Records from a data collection

———

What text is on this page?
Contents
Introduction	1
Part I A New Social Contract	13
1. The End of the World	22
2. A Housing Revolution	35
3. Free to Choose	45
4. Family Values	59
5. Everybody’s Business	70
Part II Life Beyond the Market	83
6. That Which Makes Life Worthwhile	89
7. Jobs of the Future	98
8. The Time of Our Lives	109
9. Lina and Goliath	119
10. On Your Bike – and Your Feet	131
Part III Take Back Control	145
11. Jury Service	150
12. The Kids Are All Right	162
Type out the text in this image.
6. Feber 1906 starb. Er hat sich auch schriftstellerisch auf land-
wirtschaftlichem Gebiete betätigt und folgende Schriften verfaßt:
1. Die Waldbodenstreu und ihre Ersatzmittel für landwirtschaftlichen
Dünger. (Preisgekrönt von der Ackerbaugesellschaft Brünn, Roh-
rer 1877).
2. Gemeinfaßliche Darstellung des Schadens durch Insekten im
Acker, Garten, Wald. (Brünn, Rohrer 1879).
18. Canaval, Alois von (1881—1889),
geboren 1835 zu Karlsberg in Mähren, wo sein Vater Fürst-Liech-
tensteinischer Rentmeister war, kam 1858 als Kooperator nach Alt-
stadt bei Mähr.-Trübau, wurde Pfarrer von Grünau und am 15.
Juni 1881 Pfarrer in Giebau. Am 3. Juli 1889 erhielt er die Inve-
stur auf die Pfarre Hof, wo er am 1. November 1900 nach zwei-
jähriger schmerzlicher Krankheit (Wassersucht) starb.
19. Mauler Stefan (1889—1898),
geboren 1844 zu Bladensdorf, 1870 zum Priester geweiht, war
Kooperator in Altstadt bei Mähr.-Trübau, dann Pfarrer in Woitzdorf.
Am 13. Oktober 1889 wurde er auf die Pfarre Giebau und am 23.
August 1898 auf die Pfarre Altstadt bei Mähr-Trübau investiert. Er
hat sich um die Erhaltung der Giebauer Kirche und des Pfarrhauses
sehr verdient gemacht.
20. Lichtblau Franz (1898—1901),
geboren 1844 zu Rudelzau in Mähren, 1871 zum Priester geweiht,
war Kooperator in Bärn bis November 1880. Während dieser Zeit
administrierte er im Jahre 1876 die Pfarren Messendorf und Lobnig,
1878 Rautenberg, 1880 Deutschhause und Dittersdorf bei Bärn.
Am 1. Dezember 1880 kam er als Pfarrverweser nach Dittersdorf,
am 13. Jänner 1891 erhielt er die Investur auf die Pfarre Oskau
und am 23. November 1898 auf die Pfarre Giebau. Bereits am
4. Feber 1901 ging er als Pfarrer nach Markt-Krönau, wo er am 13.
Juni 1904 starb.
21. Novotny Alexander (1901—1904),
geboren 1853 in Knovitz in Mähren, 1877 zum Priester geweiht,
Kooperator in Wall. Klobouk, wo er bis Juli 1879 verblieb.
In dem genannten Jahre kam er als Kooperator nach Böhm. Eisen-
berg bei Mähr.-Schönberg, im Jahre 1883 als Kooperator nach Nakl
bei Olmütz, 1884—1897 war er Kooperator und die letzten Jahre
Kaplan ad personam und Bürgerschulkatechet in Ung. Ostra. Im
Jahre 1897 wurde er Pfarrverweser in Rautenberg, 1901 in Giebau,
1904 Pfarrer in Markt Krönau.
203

———

=== WHAT YOU HAVE TO DO ===
Extract each line of the listing above, copying it word for word.

=== ANSWER ===
What text is on this page?
Contents
Introduction	1
Part I A New Social Contract	13
1. The End of the World	22
2. A Housing Revolution	35
3. Free to Choose	45
4. Family Values	59
5. Everybody’s Business	70
Part II Life Beyond the Market	83
6. That Which Makes Life Worthwhile	89
7. Jobs of the Future	98
8. The Time of Our Lives	109
9. Lina and Goliath	119
10. On Your Bike – and Your Feet	131
Part III Take Back Control	145
11. Jury Service	150
12. The Kids Are All Right	162
Type out the text in this image.
6. Feber 1906 starb. Er hat sich auch schriftstellerisch auf land-
wirtschaftlichem Gebiete betätigt und folgende Schriften verfaßt:
1. Die Waldbodenstreu und ihre Ersatzmittel für landwirtschaftlichen
Dünger. (Preisgekrönt von der Ackerbaugesellschaft Brünn, Roh-
rer 1877).
2. Gemeinfaßliche Darstellung des Schadens durch Insekten im
Acker, Garten, Wald. (Brünn, Rohrer 1879).
18. Canaval, Alois von (1881—1889),
geboren 1835 zu Karlsberg in Mähren, wo sein Vater Fürst-Liech-
tensteinischer Rentmeister war, kam 1858 als Kooperator nach Alt-
stadt bei Mähr.-Trübau, wurde Pfarrer von Grünau und am 15.
Juni 1881 Pfarrer in Giebau. Am 3. Juli 1889 erhielt er die Inve-
stur auf die Pfarre Hof, wo er am 1. November 1900 nach zwei-
jähriger schmerzlicher Krankheit (Wassersucht) starb.
19. Mauler Stefan (1889—1898),
geboren 1844 zu Bladensdorf, 1870 zum Priester geweiht, war
Kooperator in Altstadt bei Mähr.-Trübau, dann Pfarrer in Woitzdorf.
Am 13. Oktober 1889 wurde er auf die Pfarre Giebau und am 23.
August 1898 auf die Pfarre Altstadt bei Mähr-Trübau investiert. Er
hat sich um die Erhaltung der Giebauer Kirche und des Pfarrhauses
sehr verdient gemacht.
20. Lichtblau Franz (1898—1901),
geboren 1844 zu Rudelzau in Mähren, 1871 zum Priester geweiht,
war Kooperator in Bärn bis November 1880. Während dieser Zeit
administrierte er im Jahre 1876 die Pfarren Messendorf und Lobnig,
1878 Rautenberg, 1880 Deutschhause und Dittersdorf bei Bärn.
Am 1. Dezember 1880 kam er als Pfarrverweser nach Dittersdorf,
am 13. Jänner 1891 erhielt er die Investur auf die Pfarre Oskau
und am 23. November 1898 auf die Pfarre Giebau. Bereits am
4. Feber 1901 ging er als Pfarrer nach Markt-Krönau, wo er am 13.
Juni 1904 starb.
21. Novotny Alexander (1901—1904),
geboren 1853 in Knovitz in Mähren, 1877 zum Priester geweiht,
Kooperator in Wall. Klobouk, wo er bis Juli 1879 verblieb.
In dem genannten Jahre kam er als Kooperator nach Böhm. Eisen-
berg bei Mähr.-Schönberg, im Jahre 1883 als Kooperator nach Nakl
bei Olmütz, 1884—1897 war er Kooperator und die letzten Jahre
Kaplan ad personam und Bürgerschulkatechet in Ung. Ostra. Im
Jahre 1897 wurde er Pfarrverweser in Rautenberg, 1901 in Giebau,
1904 Pfarrer in Markt Krönau.
203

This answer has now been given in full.